> [WRITTEN EXERCISE A]
In the rows, from the first line through the line containing "wheat-branch-illustration xyxy=(346,382,866,562)", rename "banknote" to "currency-note" and give those lines again with nothing else changed.

> [PAGE EXTRACT]
----------------------------------------

These drones fly in the speed range of First World War biplanes and lack the versatility of more classic counter-insurgency aircraft like Pucara and Bronco.

The advantage of a Predator/Reaper is that no crew is in danger and the ability to patrol over an area for a whole day. The support personnel (including "pilots") sits back in CONUS, that reduces the logistical footprint in the theater, too.

This endurance is a good thing if you're willing to throw around resources to solve a problem. Permanent surveillance and on-station patrols are much more resource-intensive than an aerial escort for convoys and raids, for example.

I don't have as good info about this as I'd like to, but it seems to me as if the usual duration of combat in Iraq and Afghanistan is also too short for quick reaction aircraft of the old kind - a super-slow drone in position is better than a powerful gunship that needs ten or more minutes to arrive if the action was unpredictable and lasts only for few minutes.

Gunships like the AC-130 were the other kind of typical COIN aircraft, focused much more on fire support than on observation and forward air controlling as a Bronco.

----------------------------------------

> [RAW DATA]

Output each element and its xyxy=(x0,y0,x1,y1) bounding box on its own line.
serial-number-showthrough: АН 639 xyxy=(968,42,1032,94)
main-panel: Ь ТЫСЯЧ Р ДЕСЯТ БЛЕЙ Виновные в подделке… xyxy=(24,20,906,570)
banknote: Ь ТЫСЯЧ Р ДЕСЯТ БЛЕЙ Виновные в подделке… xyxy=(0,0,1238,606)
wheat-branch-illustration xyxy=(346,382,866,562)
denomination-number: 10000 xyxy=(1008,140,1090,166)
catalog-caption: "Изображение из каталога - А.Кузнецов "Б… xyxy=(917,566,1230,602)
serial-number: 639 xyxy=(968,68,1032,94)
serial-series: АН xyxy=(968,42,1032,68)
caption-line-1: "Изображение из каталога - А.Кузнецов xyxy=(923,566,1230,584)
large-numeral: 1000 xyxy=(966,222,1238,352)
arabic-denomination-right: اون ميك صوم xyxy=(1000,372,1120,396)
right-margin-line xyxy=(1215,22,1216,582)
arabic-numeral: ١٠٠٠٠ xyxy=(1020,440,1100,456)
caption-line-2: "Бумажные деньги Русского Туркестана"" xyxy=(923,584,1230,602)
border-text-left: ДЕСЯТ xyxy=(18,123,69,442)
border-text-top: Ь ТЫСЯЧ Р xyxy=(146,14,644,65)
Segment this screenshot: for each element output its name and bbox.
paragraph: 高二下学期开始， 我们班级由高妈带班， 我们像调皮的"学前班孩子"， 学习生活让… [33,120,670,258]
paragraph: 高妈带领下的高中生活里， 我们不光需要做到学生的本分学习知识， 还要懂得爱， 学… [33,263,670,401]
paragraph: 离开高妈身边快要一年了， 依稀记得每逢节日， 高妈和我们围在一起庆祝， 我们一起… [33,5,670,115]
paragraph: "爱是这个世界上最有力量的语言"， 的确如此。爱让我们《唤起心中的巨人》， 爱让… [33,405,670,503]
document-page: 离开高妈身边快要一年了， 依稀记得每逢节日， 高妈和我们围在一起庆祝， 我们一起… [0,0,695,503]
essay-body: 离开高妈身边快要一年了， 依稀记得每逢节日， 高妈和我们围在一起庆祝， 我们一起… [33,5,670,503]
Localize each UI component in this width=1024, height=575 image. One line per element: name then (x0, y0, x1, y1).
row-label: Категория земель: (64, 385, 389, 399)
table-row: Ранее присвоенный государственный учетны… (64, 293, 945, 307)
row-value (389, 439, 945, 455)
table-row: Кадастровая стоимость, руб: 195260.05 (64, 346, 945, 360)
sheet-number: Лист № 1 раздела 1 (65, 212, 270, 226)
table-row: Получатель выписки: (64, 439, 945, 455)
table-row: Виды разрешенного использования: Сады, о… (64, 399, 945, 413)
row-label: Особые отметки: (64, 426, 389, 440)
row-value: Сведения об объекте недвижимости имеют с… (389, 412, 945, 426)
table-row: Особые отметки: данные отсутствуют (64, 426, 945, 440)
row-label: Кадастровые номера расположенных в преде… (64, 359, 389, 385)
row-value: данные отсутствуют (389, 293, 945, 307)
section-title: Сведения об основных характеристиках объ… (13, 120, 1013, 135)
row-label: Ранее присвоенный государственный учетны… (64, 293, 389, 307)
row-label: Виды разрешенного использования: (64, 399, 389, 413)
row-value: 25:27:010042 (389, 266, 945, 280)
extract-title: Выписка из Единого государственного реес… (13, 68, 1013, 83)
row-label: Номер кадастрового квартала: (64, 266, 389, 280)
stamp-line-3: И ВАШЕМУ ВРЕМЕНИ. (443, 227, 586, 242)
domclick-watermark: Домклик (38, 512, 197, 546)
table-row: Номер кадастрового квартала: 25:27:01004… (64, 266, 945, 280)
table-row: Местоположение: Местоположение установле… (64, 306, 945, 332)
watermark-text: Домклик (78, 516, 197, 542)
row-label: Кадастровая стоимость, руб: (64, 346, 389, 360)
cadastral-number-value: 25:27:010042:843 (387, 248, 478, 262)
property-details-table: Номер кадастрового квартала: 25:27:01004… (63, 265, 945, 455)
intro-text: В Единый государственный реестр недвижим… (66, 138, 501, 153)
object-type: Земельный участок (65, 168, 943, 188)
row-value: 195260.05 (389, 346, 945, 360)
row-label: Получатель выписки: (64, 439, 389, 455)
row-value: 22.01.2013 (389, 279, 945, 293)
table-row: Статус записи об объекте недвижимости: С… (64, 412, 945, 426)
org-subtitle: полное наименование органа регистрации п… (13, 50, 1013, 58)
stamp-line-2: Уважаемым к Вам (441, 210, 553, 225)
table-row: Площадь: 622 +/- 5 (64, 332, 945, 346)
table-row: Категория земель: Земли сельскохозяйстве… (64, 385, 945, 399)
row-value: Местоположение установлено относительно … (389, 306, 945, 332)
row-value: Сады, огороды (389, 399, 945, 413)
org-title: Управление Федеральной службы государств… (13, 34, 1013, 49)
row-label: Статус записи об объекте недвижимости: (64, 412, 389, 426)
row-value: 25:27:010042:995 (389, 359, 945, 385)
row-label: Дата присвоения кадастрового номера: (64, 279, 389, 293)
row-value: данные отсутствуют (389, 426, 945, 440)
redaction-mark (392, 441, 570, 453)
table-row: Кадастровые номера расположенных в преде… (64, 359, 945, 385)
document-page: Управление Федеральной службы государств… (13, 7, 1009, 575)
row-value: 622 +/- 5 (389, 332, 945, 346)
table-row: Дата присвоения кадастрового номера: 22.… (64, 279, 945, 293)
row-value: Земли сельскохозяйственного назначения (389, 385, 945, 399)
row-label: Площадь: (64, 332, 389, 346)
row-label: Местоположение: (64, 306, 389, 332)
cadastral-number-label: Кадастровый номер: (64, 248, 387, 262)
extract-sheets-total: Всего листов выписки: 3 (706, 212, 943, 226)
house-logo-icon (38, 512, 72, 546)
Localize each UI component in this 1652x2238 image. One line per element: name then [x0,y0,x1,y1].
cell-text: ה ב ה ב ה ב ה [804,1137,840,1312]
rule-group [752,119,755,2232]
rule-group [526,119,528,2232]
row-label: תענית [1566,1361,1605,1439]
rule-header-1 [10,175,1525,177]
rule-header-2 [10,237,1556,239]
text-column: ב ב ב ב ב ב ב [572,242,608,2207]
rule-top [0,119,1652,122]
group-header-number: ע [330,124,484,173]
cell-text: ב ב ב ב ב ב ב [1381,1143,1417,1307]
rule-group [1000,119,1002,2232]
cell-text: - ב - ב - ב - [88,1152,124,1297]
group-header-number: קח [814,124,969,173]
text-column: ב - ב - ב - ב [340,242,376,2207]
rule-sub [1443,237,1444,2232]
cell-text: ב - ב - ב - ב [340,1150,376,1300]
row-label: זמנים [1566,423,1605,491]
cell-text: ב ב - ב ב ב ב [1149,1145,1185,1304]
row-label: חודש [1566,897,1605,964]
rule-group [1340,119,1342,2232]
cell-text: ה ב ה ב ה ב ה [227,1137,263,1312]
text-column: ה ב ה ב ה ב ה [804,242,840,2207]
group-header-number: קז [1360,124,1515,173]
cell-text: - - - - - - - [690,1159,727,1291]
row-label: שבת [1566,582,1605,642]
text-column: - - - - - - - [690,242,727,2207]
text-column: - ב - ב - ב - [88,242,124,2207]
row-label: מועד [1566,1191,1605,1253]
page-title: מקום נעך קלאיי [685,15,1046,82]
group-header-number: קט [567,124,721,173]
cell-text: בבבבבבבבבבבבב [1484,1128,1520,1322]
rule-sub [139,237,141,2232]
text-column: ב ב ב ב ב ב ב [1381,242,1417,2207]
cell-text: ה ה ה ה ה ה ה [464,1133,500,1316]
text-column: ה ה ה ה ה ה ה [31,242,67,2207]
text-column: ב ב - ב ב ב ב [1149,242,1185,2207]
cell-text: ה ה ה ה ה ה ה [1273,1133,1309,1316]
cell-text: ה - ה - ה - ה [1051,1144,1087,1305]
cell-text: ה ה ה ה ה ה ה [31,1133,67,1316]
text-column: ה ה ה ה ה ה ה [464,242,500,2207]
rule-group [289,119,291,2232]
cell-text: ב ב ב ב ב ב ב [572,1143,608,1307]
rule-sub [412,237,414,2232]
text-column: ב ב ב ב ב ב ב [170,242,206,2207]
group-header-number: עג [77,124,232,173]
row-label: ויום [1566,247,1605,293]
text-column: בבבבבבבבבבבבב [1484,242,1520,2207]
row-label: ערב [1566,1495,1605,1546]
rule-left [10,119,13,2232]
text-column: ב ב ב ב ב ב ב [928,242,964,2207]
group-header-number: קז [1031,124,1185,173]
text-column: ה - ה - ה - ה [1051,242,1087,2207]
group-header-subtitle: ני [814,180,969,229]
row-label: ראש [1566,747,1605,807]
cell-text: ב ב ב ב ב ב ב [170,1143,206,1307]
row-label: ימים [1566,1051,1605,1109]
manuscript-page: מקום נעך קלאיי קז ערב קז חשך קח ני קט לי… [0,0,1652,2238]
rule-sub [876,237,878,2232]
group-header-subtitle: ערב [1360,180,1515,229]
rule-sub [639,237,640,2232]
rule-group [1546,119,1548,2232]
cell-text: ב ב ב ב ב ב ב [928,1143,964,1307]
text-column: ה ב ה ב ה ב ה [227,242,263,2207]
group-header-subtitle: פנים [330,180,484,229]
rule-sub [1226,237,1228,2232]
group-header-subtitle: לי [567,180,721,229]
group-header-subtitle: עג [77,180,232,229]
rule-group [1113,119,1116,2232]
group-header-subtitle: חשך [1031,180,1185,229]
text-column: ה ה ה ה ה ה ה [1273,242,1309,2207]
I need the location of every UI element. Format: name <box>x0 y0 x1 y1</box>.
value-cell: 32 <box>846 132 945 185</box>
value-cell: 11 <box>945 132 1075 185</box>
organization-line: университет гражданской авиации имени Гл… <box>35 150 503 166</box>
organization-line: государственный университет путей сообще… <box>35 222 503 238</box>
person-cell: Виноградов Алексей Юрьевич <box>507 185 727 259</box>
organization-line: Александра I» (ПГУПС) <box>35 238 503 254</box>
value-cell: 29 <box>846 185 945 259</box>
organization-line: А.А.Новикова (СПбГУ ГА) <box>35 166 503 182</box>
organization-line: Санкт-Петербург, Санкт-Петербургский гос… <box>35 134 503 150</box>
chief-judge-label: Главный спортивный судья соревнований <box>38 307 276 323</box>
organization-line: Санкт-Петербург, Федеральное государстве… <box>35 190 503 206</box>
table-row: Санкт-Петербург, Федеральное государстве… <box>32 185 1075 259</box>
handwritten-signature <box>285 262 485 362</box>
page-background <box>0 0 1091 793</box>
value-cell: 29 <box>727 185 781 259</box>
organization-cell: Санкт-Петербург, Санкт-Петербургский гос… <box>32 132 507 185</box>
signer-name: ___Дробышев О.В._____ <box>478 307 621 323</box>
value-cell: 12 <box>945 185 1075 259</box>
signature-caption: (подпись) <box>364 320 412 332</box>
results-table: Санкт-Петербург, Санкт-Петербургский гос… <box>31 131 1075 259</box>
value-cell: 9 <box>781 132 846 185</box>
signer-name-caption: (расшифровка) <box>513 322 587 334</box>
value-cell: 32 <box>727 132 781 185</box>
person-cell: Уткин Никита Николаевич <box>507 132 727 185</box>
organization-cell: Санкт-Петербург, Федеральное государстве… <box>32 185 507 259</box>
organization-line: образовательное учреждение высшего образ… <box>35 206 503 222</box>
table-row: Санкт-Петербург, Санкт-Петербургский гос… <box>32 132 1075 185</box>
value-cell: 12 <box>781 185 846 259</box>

----------------------------------------

> [WRITTEN EXERCISE B]
Carry the post on drones and counter-insurgency aircraft forward from its last sentence.

> [WRITTEN REPLY A]
Output each element and its xyxy=(x0,y0,x1,y1) bounding box on its own line.
serial-number-showthrough: АН 639 xyxy=(968,42,1032,94)
main-panel: Ь ТЫСЯЧ Р ДЕСЯТ БЛЕЙ Виновные в подделке… xyxy=(24,20,906,570)
currency-note: Ь ТЫСЯЧ Р ДЕСЯТ БЛЕЙ Виновные в подделке… xyxy=(0,0,1238,606)
wheat-branch-illustration xyxy=(346,382,866,562)

> [WRITTEN REPLY B]
Maybe gunships are too slow? Maybe they aren't enduring enough - or require too many resources if used for 24/7 coverage like Predators/Reapers?

Gunships like AC-130 are certainly not economical for Predator-like patrols, but smaller gunship concepts are feasible.
All you need is an aircraft with the desired loiter capability, a lightweight sensor as used in the drones, an autocannon that can fire effectively from a safe (against ManPADS) altitude and some self-defence equipment like missile warning system and flare dispenser (or even a DIRCM).

It would be feasible to build a much smaller, more affordable gunship (as demonstrated in the Helio Stallion) to solve the cost and logistics problem.

It would also be feasible to use turbofan-powered gunships instead of turboprop-powered gunships. That would increase the speed from about 600 km/h to about 800 km/h. Many civilian aircraft (including even small & fast business jets) are available for cheap and could be converted.

Finally, there's the opportunity to use the Bronco as gunship instead of as auxiliary strafing ground attack aircraft. The Bronco production line might be re-opened soon (very late in my opinion - that should have happened in 2002 for Afghanistan). The old Bronco was already used for an experiment with a 20mm Gatling turret under the belly - too much drag at that time.
A lower drag design with a single barrel 30-40mm autocannon that keeps the breech inside the fuselage might turn the very versatile Bronco into a one-size-fits-all solution for COIN air support.

The approach taken by the so far was to buy AC-27J, an aircraft similar to AC-130U, but much cheaper to operate (being practically a half AC-130).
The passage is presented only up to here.